──────── Dataset excerpts ────────

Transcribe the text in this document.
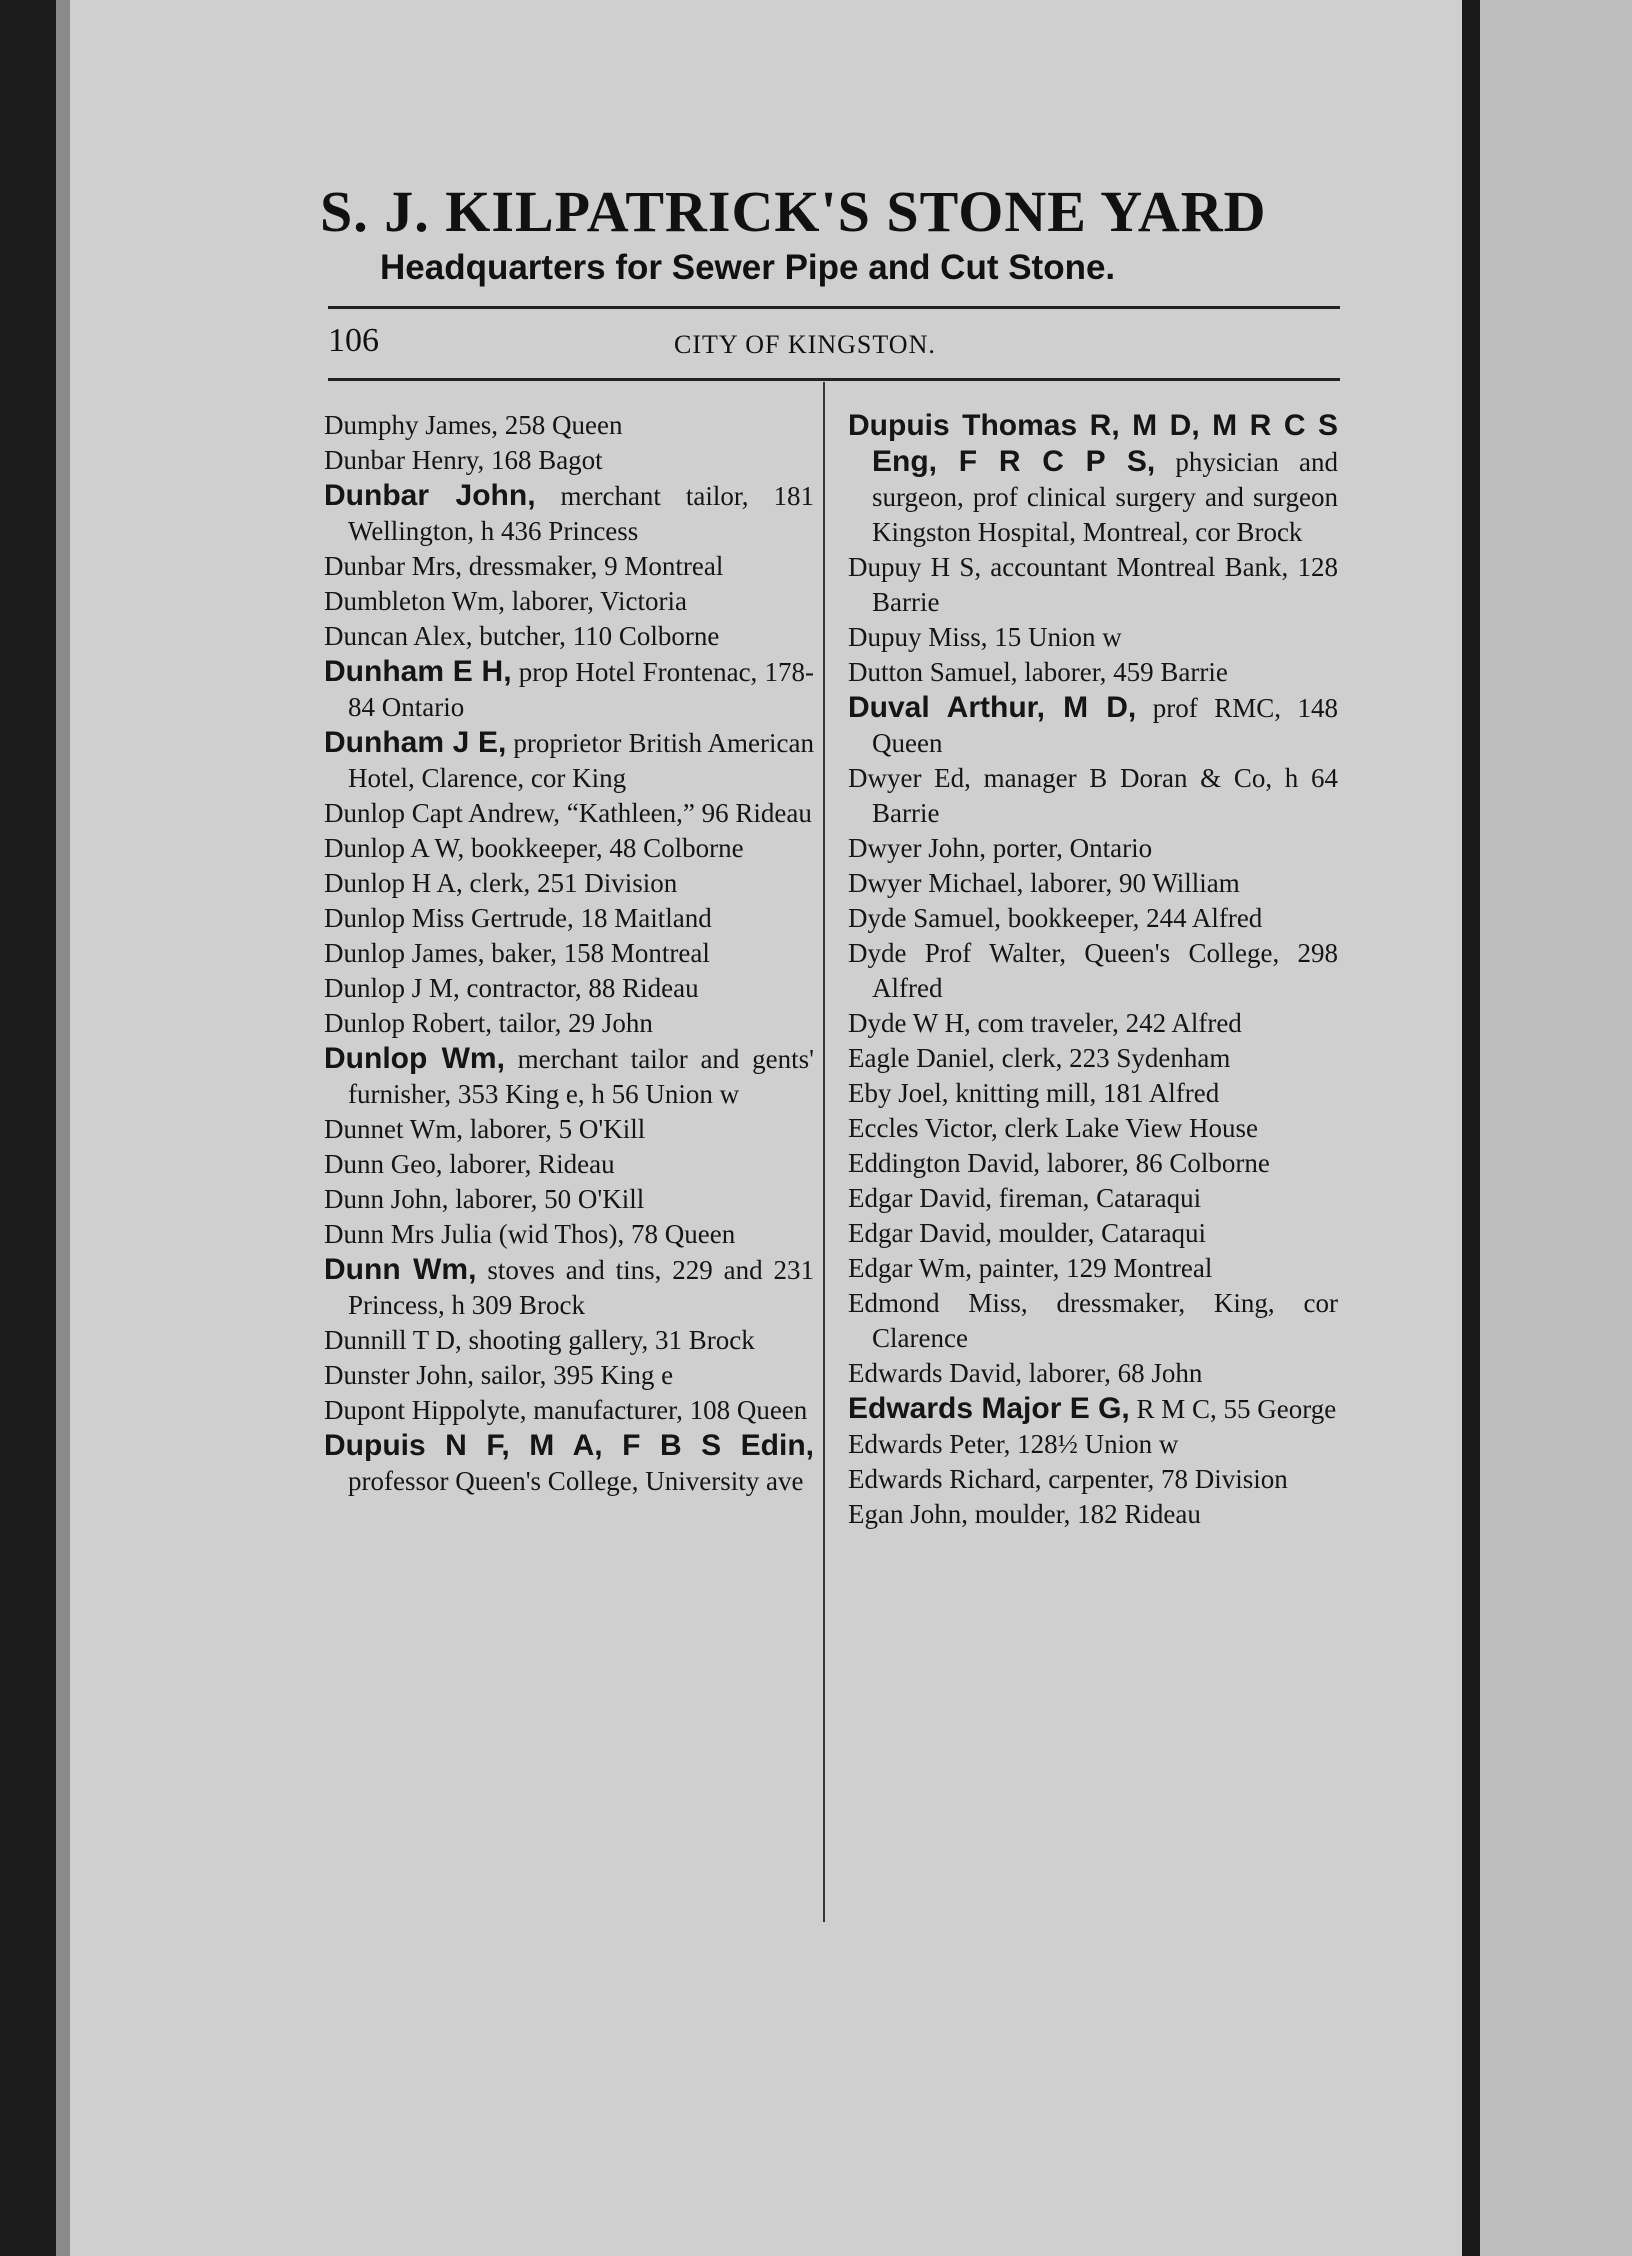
S. J. KILPATRICK'S STONE YARD
Headquarters for Sewer Pipe and Cut Stone.
106	CITY OF KINGSTON.

Dumphy James, 258 Queen

Dunbar Henry, 168 Bagot

Dunbar John, merchant tailor, 181 Wellington, h 436 Princess

Dunbar Mrs, dressmaker, 9 Montreal

Dumbleton Wm, laborer, Victoria

Duncan Alex, butcher, 110 Colborne

Dunham E H, prop Hotel Frontenac, 178-84 Ontario

Dunham J E, proprietor British American Hotel, Clarence, cor King

Dunlop Capt Andrew, “Kathleen,” 96 Rideau

Dunlop A W, bookkeeper, 48 Colborne

Dunlop H A, clerk, 251 Division

Dunlop Miss Gertrude, 18 Maitland

Dunlop James, baker, 158 Montreal

Dunlop J M, contractor, 88 Rideau

Dunlop Robert, tailor, 29 John

Dunlop Wm, merchant tailor and gents' furnisher, 353 King e, h 56 Union w

Dunnet Wm, laborer, 5 O'Kill

Dunn Geo, laborer, Rideau

Dunn John, laborer, 50 O'Kill

Dunn Mrs Julia (wid Thos), 78 Queen

Dunn Wm, stoves and tins, 229 and 231 Princess, h 309 Brock

Dunnill T D, shooting gallery, 31 Brock

Dunster John, sailor, 395 King e

Dupont Hippolyte, manufacturer, 108 Queen

Dupuis N F, M A, F B S Edin, professor Queen's College, University ave

Dupuis Thomas R, M D, M R C S Eng, F R C P S, physician and surgeon, prof clinical surgery and surgeon Kingston Hospital, Montreal, cor Brock

Dupuy H S, accountant Montreal Bank, 128 Barrie

Dupuy Miss, 15 Union w

Dutton Samuel, laborer, 459 Barrie

Duval Arthur, M D, prof RMC, 148 Queen

Dwyer Ed, manager B Doran & Co, h 64 Barrie

Dwyer John, porter, Ontario

Dwyer Michael, laborer, 90 William

Dyde Samuel, bookkeeper, 244 Alfred

Dyde Prof Walter, Queen's College, 298 Alfred

Dyde W H, com traveler, 242 Alfred

Eagle Daniel, clerk, 223 Sydenham

Eby Joel, knitting mill, 181 Alfred

Eccles Victor, clerk Lake View House

Eddington David, laborer, 86 Colborne

Edgar David, fireman, Cataraqui

Edgar David, moulder, Cataraqui

Edgar Wm, painter, 129 Montreal

Edmond Miss, dressmaker, King, cor Clarence

Edwards David, laborer, 68 John

Edwards Major E G, R M C, 55 George

Edwards Peter, 128½ Union w

Edwards Richard, carpenter, 78 Division

Egan John, moulder, 182 Rideau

────────

• Task goal
Give the count of lines in the records that contain "bookkeeper", and no other text.

• Task output
2